*Written request 1*
In the rows, replace "mês" with "month" from the line with "page-title-text: Salários de" up to and including the line with "tab-entrevistas[interactable]: Entrevistas (317, 250, 485, 347)", and leave everything else unchanged. Give back only those lines.

# Turbo Co2 System For A 36g Tank?



## tpass (Mar 16, 2008)

Can Anyone Tell Me If The Turbo Co2 Bio-system Will Work If I Stay Up On The Refills? I Have 36 Gal Tank With 3wpg Lighting. Thanks I Appreciate Your Input.


----------



## JustOneMore21 (Mar 19, 2007)

If you are talking about the Red Sea thing, it will not produce enough co2 for a 36g. Its only about 1 liter. For a 36g with that much light, you'll want atleast 3 2L bottles IMO to produce enough co2. Pressurized would be best though.


----------



## tpass (Mar 16, 2008)

no its not the red ea one its on most aquarium websites. its call co2 turbo bio-system its rated for aquariums up to 40gal. its on www.dr.smithandfoster.com under co2 kits. anyone please i really dont want pressuriez if i dont need it. thanks again.


----------



## Bert H (Mar 2, 2004)

I'm not sure you have the right link there. I understand you feeling you do not want pressurized if you don't need it. I used to feel the same way. Then 2 months passed and preparing yeast/sugar solutions every other week got *really* old. You'll have to convince yourself, though.


----------



## tpass (Mar 16, 2008)

so basically the turbo system is a rip off?


----------



## goalcreas (Nov 20, 2006)

http://www.drsfostersmith.com/product/prod_display.cfm?c=3578+3747+14711&pcatid=14711

Yes, it is the RED SEA co2 system.

*Written request 2*
Copy the forum thread word for word, from "## Bert H (Mar" up to and including "convince yourself, though.".

(Image-based layout entries)

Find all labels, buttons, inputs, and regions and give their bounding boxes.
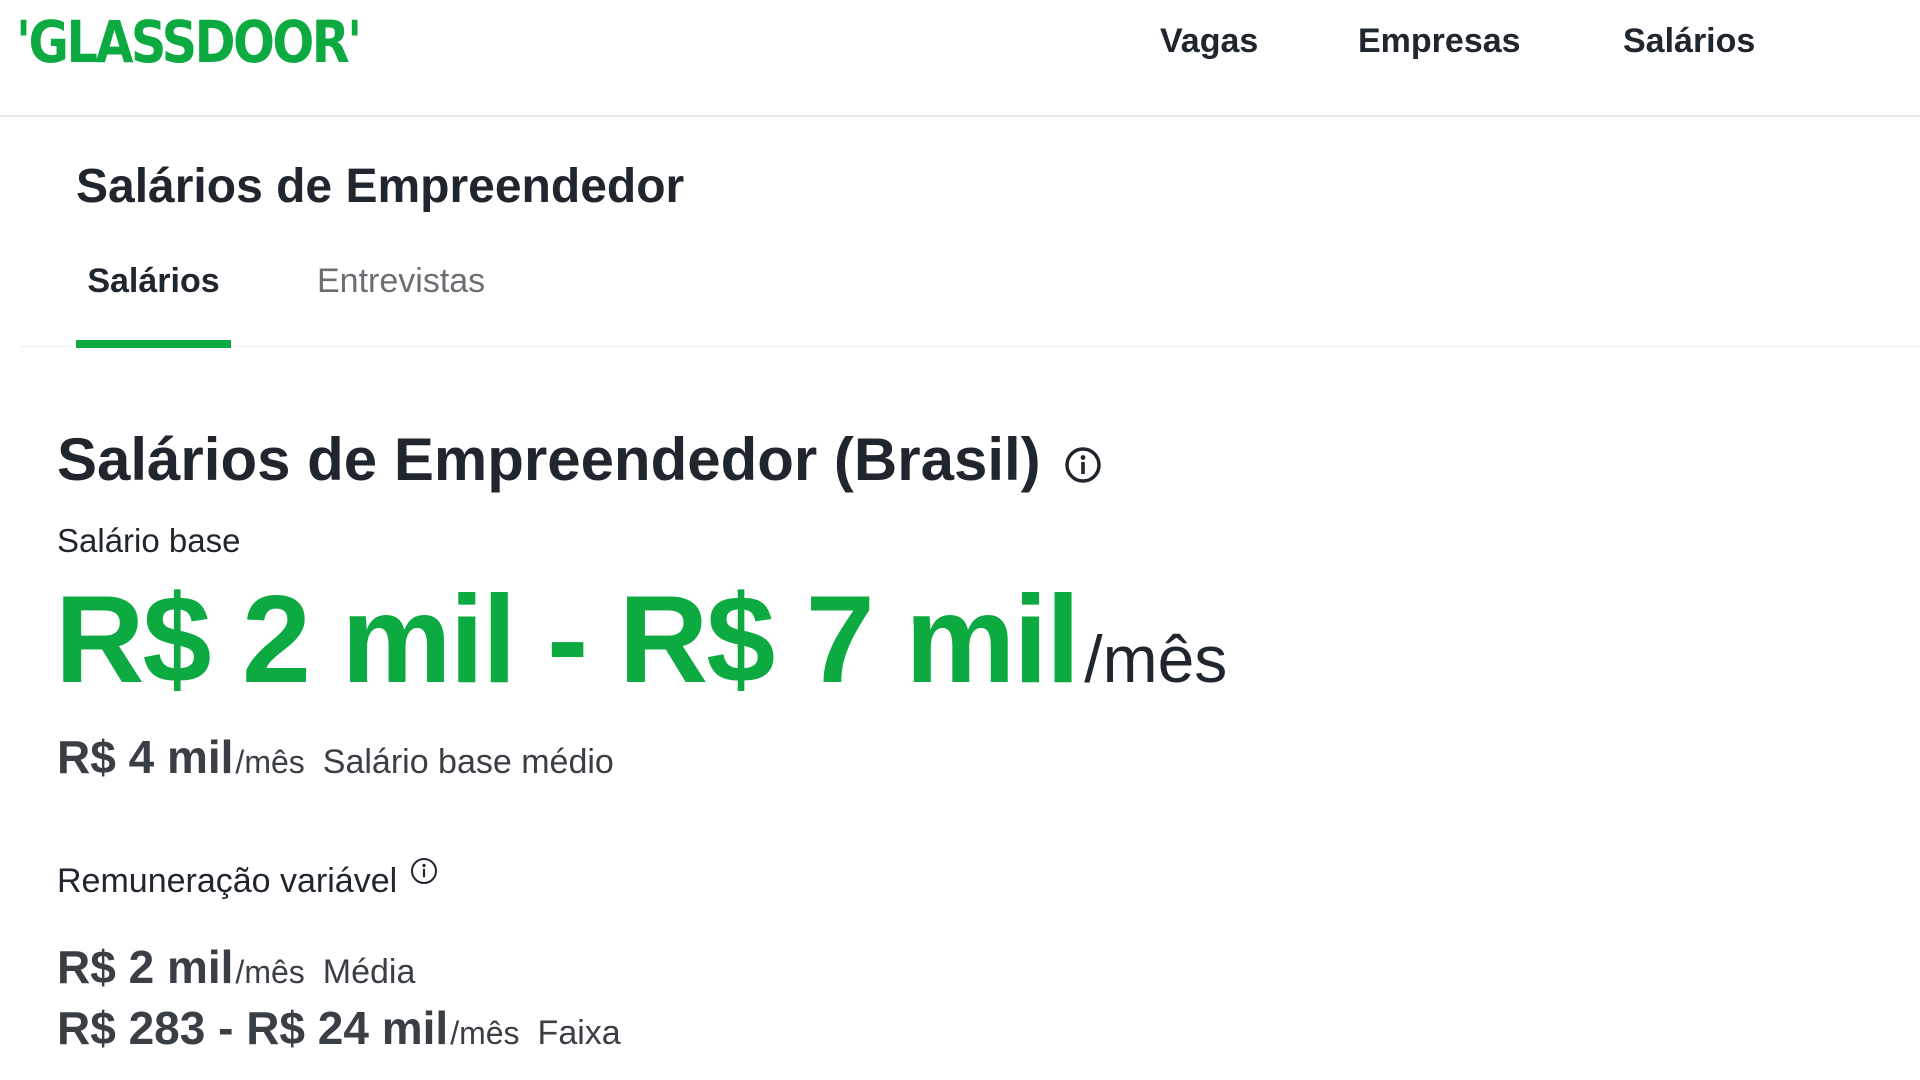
page-title-text: Salários de Empreendedor (Brasil) (57, 426, 1041, 493)
base-salary-range: R$ 2 mil - R$ 7 mil /mês (55, 575, 1227, 705)
active-tab-indicator (76, 340, 231, 348)
base-average-label: Salário base médio (322, 743, 614, 781)
nav-empresas[interactable]: Empresas (1358, 16, 1521, 66)
base-salary-average: R$ 4 mil /mês Salário base médio (57, 730, 614, 784)
variable-pay-average: R$ 2 mil /mês Média (57, 940, 415, 994)
occupation-tabs: Salários Entrevistas (20, 250, 1920, 348)
base-salary-range-unit: /mês (1084, 622, 1228, 696)
variable-pay-label-text: Remuneração variável (57, 862, 398, 900)
glassdoor-logo[interactable]: 'GLASSDOOR' (16, 6, 362, 78)
tab-entrevistas[interactable]: Entrevistas (317, 250, 485, 347)
variable-average-label: Média (322, 953, 416, 991)
variable-range-value: R$ 283 - R$ 24 mil (57, 1002, 449, 1054)
tab-salarios[interactable]: Salários (76, 250, 231, 348)
variable-range-unit: /mês (450, 1015, 520, 1051)
tab-salarios-label: Salários (87, 262, 220, 300)
variable-pay-range: R$ 283 - R$ 24 mil /mês Faixa (57, 1001, 621, 1055)
base-salary-label: Salário base (57, 522, 241, 559)
info-icon[interactable] (1063, 445, 1103, 485)
variable-average-value: R$ 2 mil (57, 941, 234, 993)
variable-range-label: Faixa (537, 1014, 621, 1052)
base-average-unit: /mês (235, 744, 305, 780)
nav-vagas[interactable]: Vagas (1160, 16, 1258, 66)
tab-entrevistas-label: Entrevistas (317, 262, 486, 300)
info-icon[interactable] (409, 856, 439, 886)
nav-salarios[interactable]: Salários (1623, 16, 1755, 66)
occupation-title: Salários de Empreendedor (76, 160, 685, 213)
page-title: Salários de Empreendedor (Brasil) (57, 425, 1103, 495)
top-header: 'GLASSDOOR' Vagas Empresas Salários (0, 0, 1920, 117)
base-average-value: R$ 4 mil (57, 731, 234, 783)
variable-average-unit: /mês (235, 954, 305, 990)
variable-pay-label: Remuneração variável (57, 858, 439, 901)
base-salary-range-value: R$ 2 mil - R$ 7 mil (55, 571, 1080, 709)
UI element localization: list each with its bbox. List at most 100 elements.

*Written answer 1*
page-title-text: Salários de Empreendedor (Brasil) (57, 426, 1041, 493)
base-salary-range: R$ 2 mil - R$ 7 mil /month (55, 575, 1227, 705)
active-tab-indicator (76, 340, 231, 348)
base-average-label: Salário base médio (322, 743, 614, 781)
nav-empresas[interactable]: Empresas (1358, 16, 1521, 66)
base-salary-average: R$ 4 mil /month Salário base médio (57, 730, 614, 784)
variable-pay-average: R$ 2 mil /month Média (57, 940, 415, 994)
occupation-tabs: Salários Entrevistas (20, 250, 1920, 348)
base-salary-range-unit: /month (1084, 622, 1228, 696)
variable-pay-label-text: Remuneração variável (57, 862, 398, 900)
glassdoor-logo[interactable]: 'GLASSDOOR' (16, 6, 362, 78)
tab-entrevistas[interactable]: Entrevistas (317, 250, 485, 347)

*Written answer 2*
## Bert H (Mar 2, 2004)

I'm not sure you have the right link there. I understand you feeling you do not want pressurized if you don't need it. I used to feel the same way. Then 2 months passed and preparing yeast/sugar solutions every other week got *really* old. You'll have to convince yourself, though.